▶ [Aim of the exercise] Say how many lines contain "this", using only the number.

Saved data entries:

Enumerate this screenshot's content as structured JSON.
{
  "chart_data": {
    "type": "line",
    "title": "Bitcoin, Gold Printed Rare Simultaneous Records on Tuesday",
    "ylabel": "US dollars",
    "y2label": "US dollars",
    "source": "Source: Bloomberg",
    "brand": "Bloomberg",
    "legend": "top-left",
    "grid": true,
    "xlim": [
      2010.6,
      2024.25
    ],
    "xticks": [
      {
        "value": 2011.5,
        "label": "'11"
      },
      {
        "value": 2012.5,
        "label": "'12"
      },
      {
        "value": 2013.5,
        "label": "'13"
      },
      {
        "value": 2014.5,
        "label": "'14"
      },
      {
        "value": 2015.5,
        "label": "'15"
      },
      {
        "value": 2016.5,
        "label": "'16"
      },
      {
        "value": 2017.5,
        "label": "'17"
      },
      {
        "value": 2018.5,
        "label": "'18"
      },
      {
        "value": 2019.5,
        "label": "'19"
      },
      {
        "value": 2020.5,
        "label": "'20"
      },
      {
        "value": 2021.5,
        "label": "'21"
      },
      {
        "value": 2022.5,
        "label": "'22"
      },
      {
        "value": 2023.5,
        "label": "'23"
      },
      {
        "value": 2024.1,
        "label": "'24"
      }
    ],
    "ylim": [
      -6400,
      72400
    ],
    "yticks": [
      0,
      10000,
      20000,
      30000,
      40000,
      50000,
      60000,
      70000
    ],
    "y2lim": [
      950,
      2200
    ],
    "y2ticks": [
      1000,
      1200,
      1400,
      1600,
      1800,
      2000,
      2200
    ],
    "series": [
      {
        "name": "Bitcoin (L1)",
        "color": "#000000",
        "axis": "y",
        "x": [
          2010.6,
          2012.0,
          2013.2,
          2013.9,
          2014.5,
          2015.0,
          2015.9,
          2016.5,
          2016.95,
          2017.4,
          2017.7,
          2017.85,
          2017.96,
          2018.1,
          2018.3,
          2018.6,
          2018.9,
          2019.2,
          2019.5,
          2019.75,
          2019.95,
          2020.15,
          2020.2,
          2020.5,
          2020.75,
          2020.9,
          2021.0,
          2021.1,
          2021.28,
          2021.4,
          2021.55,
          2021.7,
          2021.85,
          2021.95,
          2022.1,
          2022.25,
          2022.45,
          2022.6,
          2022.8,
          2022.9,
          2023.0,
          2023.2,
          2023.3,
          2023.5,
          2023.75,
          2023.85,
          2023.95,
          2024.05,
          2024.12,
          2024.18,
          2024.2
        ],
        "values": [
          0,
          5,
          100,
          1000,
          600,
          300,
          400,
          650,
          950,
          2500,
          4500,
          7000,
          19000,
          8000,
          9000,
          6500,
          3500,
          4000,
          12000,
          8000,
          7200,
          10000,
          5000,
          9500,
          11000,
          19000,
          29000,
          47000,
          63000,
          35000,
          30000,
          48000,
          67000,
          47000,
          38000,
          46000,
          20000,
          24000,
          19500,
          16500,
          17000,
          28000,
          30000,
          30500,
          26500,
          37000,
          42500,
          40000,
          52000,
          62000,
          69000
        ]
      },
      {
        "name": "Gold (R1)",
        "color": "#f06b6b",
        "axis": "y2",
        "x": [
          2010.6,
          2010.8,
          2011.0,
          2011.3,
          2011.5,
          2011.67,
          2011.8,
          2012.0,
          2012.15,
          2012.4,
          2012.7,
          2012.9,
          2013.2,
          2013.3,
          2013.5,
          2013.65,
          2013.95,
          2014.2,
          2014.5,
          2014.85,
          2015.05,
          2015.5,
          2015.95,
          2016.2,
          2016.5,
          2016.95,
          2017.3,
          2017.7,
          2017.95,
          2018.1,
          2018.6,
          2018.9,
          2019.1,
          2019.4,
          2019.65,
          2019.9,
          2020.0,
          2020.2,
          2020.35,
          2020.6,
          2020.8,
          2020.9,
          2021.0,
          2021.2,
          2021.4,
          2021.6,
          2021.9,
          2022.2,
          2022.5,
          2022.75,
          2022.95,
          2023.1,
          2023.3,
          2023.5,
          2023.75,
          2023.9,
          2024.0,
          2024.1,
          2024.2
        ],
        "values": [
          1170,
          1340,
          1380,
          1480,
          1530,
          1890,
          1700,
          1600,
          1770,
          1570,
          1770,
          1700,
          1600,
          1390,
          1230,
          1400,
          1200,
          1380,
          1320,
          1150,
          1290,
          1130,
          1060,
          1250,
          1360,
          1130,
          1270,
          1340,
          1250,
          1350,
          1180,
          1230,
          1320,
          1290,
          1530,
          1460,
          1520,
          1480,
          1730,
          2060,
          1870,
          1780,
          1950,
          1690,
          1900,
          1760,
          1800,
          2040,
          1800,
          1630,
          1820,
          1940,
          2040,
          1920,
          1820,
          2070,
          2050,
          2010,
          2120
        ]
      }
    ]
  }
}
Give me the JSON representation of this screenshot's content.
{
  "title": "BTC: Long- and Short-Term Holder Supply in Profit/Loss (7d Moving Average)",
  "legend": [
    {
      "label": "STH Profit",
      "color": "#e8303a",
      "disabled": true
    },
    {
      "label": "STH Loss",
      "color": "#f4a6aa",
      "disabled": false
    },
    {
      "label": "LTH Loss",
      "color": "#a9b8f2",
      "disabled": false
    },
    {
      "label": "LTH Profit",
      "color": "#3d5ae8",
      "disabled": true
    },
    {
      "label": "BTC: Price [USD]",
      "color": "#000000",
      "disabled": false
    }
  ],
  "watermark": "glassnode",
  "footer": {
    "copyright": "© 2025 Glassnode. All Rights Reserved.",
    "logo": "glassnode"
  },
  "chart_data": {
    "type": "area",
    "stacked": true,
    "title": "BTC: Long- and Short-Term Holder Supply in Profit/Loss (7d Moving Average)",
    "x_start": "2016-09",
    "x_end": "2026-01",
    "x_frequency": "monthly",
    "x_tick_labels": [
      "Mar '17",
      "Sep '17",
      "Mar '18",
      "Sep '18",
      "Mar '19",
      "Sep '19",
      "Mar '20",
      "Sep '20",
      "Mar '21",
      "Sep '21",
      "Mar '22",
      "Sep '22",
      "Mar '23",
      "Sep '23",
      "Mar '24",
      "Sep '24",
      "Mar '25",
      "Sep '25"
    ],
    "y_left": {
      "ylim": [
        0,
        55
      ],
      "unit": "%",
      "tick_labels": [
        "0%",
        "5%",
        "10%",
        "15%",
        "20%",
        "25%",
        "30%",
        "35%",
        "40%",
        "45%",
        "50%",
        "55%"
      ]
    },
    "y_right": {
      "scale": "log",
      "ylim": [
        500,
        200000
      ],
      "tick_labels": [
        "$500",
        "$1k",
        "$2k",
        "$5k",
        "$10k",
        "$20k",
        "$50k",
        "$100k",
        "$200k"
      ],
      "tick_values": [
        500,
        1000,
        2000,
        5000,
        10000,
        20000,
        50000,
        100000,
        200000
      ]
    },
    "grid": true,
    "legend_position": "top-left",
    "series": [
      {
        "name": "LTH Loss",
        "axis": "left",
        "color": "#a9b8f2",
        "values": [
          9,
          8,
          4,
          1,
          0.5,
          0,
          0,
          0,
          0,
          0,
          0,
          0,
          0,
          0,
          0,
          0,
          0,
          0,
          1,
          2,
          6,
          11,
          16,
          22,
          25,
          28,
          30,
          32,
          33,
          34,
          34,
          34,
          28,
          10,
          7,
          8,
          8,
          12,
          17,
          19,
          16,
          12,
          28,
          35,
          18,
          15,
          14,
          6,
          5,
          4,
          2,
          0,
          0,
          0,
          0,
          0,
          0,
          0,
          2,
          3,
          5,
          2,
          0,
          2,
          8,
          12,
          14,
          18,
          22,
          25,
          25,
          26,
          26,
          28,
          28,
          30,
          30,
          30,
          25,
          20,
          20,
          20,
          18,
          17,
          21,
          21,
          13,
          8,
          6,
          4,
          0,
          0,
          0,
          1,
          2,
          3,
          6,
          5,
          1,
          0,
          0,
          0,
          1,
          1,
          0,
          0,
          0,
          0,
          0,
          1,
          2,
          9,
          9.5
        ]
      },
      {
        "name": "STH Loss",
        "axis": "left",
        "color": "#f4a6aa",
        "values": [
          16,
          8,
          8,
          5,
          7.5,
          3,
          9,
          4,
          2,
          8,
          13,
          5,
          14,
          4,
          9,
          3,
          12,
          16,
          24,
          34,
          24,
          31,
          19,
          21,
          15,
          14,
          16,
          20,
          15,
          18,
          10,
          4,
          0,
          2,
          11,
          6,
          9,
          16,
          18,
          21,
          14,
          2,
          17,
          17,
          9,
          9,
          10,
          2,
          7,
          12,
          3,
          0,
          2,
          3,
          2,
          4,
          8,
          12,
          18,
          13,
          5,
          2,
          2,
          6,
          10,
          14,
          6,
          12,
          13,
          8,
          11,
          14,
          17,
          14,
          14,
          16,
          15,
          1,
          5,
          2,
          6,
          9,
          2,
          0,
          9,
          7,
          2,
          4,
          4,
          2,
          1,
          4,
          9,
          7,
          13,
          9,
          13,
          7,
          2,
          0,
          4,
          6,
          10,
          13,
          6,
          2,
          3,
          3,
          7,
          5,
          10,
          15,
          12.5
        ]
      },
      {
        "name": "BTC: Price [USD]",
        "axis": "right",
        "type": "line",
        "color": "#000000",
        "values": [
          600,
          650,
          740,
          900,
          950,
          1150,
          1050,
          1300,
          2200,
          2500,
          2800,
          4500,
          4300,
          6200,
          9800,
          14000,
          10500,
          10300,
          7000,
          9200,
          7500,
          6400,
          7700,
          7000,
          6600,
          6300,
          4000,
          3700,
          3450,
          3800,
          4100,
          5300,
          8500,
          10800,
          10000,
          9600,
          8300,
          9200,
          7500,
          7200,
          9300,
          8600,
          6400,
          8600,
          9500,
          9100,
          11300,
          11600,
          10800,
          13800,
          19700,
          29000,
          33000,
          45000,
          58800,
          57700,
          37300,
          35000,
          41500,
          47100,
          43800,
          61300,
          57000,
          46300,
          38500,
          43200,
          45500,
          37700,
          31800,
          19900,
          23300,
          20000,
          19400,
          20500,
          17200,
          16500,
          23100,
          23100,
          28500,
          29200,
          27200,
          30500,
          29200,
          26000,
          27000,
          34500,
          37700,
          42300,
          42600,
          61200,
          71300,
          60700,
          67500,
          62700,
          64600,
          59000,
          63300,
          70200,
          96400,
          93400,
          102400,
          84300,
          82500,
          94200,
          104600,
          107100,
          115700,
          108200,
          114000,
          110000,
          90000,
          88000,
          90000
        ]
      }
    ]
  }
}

▶ [Answer] 2